> _Given request_: Examine the material below. Gather every line in which the string "sigpending" appears.

## start Entries provided

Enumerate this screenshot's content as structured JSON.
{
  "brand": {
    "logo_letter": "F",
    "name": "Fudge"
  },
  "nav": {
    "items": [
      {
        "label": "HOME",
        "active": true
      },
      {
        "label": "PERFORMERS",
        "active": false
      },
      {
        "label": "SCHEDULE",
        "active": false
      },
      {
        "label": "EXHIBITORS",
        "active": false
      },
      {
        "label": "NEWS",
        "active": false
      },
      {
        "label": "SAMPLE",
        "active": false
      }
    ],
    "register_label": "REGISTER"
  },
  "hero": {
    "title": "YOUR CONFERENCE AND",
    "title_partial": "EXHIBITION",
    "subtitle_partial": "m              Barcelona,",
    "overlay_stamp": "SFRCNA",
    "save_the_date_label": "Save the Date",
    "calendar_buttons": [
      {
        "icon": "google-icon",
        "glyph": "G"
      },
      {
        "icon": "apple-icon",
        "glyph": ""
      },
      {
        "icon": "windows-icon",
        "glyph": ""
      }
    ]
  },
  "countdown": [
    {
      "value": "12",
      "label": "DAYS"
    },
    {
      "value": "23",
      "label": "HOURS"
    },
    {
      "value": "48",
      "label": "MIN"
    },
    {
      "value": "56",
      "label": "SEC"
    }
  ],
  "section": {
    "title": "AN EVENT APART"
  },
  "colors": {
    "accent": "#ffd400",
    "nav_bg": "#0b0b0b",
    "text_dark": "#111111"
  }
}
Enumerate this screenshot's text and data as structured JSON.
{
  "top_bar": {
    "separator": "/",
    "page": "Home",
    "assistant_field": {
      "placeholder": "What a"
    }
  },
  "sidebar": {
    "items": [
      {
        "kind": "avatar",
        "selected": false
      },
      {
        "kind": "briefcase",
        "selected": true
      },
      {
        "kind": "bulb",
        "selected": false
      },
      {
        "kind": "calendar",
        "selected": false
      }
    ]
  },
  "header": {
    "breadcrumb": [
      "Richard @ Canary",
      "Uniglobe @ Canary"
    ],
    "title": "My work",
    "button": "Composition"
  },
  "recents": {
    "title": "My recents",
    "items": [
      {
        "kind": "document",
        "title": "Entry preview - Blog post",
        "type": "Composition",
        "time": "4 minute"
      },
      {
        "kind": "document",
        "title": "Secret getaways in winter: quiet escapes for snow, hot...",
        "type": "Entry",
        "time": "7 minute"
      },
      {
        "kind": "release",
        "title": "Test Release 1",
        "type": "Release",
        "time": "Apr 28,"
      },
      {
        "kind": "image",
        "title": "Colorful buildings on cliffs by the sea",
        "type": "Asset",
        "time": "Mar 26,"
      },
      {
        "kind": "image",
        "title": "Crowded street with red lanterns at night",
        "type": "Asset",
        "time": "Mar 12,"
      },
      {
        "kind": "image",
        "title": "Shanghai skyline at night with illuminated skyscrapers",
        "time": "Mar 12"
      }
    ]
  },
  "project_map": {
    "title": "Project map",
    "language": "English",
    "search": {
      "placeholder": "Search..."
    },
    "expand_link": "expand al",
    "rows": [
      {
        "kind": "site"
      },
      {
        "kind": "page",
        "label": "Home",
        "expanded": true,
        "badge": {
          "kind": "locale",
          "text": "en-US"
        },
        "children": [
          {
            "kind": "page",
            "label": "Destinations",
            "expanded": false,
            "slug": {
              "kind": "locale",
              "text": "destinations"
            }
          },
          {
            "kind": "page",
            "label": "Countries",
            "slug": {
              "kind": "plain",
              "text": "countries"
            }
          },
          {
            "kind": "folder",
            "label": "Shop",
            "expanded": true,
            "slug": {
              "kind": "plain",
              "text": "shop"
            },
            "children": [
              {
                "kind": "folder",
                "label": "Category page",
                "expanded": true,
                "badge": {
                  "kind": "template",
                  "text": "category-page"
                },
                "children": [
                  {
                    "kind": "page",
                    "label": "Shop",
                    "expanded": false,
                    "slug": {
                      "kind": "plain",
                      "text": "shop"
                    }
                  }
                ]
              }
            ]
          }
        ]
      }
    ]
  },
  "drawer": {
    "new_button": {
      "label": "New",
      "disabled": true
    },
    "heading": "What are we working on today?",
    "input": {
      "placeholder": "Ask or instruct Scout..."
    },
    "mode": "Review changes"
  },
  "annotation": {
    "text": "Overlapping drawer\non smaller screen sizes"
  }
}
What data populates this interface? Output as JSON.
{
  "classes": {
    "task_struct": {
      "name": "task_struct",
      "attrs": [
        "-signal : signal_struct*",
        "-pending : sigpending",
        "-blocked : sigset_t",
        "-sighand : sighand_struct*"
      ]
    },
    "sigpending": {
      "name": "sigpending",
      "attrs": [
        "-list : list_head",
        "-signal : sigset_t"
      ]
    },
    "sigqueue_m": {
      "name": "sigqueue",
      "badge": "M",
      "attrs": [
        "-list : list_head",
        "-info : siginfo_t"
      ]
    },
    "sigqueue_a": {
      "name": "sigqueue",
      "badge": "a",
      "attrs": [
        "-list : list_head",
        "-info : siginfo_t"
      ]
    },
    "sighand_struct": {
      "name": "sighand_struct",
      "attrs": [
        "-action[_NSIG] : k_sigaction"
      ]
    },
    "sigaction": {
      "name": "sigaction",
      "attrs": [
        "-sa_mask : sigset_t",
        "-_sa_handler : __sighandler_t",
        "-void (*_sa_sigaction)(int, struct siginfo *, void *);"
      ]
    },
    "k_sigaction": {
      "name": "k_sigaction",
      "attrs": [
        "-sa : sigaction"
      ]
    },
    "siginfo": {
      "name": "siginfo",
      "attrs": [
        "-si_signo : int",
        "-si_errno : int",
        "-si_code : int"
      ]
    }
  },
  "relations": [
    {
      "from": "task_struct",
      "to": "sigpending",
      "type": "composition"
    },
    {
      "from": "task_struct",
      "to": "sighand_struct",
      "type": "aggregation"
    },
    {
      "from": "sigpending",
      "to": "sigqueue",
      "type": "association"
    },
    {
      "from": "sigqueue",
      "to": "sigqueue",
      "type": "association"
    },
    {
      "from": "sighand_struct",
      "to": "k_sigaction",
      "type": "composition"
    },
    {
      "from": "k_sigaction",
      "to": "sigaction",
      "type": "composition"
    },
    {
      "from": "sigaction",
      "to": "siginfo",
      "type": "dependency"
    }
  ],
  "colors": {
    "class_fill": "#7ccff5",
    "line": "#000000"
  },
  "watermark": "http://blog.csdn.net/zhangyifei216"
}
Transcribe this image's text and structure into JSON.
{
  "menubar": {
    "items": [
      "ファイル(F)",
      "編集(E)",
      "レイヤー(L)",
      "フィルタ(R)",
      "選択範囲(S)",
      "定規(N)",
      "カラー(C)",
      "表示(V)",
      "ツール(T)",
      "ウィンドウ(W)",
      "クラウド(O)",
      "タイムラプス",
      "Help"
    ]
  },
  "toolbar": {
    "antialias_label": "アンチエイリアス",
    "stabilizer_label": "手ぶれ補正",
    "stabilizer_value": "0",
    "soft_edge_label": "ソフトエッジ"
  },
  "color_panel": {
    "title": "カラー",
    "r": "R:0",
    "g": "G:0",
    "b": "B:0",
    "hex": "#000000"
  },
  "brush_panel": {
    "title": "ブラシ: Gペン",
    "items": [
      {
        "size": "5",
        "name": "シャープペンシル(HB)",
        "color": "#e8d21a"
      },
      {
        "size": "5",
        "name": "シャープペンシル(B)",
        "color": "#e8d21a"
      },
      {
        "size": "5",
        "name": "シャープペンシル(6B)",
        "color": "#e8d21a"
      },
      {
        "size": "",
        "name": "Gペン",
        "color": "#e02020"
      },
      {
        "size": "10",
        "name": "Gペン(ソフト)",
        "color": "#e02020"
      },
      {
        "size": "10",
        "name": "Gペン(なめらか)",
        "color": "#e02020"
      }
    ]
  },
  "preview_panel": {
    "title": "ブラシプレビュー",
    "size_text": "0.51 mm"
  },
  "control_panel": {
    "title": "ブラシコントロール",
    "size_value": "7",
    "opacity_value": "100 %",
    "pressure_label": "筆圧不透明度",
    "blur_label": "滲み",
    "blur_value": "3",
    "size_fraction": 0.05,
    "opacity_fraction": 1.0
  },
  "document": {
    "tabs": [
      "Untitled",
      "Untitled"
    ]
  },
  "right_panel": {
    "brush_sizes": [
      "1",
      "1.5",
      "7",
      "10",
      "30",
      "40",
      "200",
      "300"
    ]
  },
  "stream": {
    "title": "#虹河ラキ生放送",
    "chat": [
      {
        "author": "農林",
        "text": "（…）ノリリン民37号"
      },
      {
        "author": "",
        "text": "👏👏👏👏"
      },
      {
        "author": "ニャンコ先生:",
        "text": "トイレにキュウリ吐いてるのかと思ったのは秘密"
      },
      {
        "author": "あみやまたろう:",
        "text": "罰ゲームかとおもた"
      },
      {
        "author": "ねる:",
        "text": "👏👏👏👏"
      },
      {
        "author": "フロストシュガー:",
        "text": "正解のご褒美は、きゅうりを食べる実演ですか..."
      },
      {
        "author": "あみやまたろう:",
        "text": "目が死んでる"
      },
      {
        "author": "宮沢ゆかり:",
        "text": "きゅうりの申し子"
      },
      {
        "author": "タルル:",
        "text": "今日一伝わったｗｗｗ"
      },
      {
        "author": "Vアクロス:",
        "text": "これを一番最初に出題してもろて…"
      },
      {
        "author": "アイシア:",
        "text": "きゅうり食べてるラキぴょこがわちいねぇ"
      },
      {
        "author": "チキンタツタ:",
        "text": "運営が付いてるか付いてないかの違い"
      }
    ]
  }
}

## end Entries provided

> _Exercise response_:
        "-pending : sigpending",
    "sigpending": {
      "name": "sigpending",
      "to": "sigpending",
      "from": "sigpending",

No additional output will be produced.